- _DOCUMENT EXTRACT_:
#####

“A patriot wraps himself around the flag to defend it; a scoundrel wraps it around himself to defend himself” -Anonymous
I’ve grown to enjoy the day when we celebrate another year in the history of our nation. I like walking down to the park, listening to the music, watching the multitude of flags flying from car hoods and childrens’ hats and marching bands. I like watching my kids run around while the band plays our national anthem.
I especially love the giant flag cake.
It’s a big deal when the cake arrives. It arrives on its own special car, at the end of a parade of old-fashioned cars, and is big enough to feed several hundred patriots.
There’s something special about celebrating the place where you live. It’s a small portion of a day where one can proudly say “this place is a good place to live. And for that, I’m thankful.” This is what we call patriotism.
Patriotism: The academic edition
In our current reality, patriotism has become closely intertwined with images of battle, conflict, and supporting our troops. Being a patriot conjures up images of flags waving in the background, with immaculately-trained troops going to battle against an invisible enemy. I can admit it, I’m a war aficionado.
Given the choice of learning about history, or the history of warfare, I’d default to the latter. I enjoy learning about the weaponry and the political maneuverings of warring states. I’ve even spent time in Israel studying the details of modern and historical warfare. Not that I’m a gun nut (or even remotely so), but the details of history are fascinating to me.
Call me a war geek.
It’s not my fault, really. As a young child of about eight, my brother and I discovered my grandfather’s naval uniform in a trunk, tucked away in the basement of his house. Inside this trunk were things we had never seen in real life. A naval uniform, complete with a hat, sat neatly folded in the bottom of the trunk. A few bullets, the size we had never seen, had been collected. There were newspaper clippings of men in uniform standing aboard a ship, saluting perfectly.

#####

- _ENTRIES_:
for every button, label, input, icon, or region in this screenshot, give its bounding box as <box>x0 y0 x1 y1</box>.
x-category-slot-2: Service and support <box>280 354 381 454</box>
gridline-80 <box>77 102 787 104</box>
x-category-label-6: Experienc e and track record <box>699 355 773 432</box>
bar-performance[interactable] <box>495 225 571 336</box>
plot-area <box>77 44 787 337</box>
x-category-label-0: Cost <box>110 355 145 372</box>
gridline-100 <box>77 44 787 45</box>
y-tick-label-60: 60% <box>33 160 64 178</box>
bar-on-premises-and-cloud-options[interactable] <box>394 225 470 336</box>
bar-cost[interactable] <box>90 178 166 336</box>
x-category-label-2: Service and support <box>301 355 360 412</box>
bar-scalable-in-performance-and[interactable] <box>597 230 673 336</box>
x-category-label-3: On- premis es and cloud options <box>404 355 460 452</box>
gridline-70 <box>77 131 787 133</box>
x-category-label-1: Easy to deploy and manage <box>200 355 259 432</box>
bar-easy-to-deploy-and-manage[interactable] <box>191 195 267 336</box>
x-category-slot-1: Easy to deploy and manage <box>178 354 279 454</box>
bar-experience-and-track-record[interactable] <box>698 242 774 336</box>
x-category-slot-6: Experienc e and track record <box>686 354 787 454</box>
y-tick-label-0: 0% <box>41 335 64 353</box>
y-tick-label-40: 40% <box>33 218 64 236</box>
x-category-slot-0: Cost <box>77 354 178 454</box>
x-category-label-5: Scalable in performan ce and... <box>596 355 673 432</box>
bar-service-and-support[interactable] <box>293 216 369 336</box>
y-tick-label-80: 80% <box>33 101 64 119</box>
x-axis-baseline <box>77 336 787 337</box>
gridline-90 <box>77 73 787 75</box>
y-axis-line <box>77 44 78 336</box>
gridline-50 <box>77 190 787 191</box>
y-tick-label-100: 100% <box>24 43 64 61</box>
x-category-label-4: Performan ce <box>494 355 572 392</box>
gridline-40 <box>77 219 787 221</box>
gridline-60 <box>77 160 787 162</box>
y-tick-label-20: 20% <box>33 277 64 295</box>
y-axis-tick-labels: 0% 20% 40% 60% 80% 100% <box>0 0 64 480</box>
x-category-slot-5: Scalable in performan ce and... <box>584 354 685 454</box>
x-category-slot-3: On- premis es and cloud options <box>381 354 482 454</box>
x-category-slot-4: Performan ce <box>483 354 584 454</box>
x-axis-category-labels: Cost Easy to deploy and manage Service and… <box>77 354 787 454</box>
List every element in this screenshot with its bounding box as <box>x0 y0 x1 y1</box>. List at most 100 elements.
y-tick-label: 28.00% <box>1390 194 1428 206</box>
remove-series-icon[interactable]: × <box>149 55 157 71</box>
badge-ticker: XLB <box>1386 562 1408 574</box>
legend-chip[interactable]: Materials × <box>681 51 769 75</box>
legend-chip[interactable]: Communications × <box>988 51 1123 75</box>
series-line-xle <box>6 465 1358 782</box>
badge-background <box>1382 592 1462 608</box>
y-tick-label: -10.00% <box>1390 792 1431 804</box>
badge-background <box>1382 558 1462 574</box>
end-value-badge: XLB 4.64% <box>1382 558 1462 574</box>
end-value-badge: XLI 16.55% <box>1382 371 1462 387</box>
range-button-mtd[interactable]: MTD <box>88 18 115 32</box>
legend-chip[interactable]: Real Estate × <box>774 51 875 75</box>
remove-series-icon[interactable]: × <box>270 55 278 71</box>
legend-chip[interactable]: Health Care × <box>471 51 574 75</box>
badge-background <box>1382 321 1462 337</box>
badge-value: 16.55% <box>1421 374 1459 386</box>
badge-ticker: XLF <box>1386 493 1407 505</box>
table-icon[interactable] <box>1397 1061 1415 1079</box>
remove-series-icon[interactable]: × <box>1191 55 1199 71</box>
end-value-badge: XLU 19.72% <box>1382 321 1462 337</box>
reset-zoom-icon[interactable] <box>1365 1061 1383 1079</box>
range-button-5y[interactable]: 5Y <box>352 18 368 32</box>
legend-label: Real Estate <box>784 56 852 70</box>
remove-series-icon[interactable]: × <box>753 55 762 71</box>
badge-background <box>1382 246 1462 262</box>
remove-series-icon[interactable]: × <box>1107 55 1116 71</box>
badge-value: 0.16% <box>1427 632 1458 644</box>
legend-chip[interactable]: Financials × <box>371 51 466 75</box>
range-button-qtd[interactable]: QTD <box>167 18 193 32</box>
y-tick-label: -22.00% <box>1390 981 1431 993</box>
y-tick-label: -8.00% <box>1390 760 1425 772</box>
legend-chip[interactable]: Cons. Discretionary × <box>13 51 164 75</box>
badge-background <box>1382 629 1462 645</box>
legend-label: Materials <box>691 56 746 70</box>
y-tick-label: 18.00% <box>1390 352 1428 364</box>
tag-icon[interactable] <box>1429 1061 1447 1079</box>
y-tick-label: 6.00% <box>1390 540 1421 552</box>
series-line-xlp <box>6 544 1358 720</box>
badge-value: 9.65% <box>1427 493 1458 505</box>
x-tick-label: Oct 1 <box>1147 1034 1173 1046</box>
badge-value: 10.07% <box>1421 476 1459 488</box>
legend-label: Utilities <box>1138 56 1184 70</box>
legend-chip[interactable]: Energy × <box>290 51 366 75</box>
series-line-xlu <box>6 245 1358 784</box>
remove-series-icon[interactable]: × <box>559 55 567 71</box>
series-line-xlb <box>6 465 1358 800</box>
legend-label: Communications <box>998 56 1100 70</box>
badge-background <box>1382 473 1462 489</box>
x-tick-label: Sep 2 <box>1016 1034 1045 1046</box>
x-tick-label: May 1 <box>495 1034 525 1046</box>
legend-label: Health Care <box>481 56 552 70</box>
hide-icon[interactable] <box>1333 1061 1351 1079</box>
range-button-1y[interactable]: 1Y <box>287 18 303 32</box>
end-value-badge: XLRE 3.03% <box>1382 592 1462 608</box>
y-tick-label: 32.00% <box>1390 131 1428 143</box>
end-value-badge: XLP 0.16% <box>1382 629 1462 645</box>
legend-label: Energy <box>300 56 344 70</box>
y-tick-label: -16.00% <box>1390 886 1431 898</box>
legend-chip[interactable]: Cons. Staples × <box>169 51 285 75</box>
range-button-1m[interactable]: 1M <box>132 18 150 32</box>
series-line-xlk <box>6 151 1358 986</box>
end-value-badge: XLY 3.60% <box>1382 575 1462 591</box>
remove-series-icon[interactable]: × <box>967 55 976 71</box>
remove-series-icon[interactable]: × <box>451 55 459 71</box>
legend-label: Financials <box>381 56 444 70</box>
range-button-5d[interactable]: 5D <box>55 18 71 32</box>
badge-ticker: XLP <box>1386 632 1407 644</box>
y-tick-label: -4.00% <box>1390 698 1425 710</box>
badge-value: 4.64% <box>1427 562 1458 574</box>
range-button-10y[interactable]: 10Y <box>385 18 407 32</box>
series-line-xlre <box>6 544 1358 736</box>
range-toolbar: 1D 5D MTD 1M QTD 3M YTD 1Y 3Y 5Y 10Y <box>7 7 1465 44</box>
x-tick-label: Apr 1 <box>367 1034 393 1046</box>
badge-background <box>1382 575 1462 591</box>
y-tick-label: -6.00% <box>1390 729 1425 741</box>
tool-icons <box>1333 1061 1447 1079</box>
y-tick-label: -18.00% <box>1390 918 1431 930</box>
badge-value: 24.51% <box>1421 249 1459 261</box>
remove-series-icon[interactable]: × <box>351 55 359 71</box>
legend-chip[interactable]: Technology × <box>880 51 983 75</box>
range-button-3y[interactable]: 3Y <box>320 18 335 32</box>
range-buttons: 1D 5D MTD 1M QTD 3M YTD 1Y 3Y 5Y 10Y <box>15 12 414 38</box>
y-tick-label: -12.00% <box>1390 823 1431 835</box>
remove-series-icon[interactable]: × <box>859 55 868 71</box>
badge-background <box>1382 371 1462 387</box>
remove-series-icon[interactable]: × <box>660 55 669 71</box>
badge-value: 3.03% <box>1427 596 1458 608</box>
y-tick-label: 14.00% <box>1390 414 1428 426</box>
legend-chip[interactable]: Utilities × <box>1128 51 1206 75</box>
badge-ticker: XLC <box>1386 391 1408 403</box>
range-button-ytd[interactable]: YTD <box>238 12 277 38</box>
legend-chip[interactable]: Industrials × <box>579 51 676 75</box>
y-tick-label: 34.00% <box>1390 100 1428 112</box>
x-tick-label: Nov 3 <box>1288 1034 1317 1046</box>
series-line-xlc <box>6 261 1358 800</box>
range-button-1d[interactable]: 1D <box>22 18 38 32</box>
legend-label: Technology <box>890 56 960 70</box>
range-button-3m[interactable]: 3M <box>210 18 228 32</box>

#####

- _TASK TO CARRY OUT_:
Name every item that the essay on patriotism says was found in the grandfather's trunk.

- _THE OUTPUT_:
- A naval uniform, complete with a hat
- A few bullets
- Newspaper clippings of men in uniform standing aboard a ship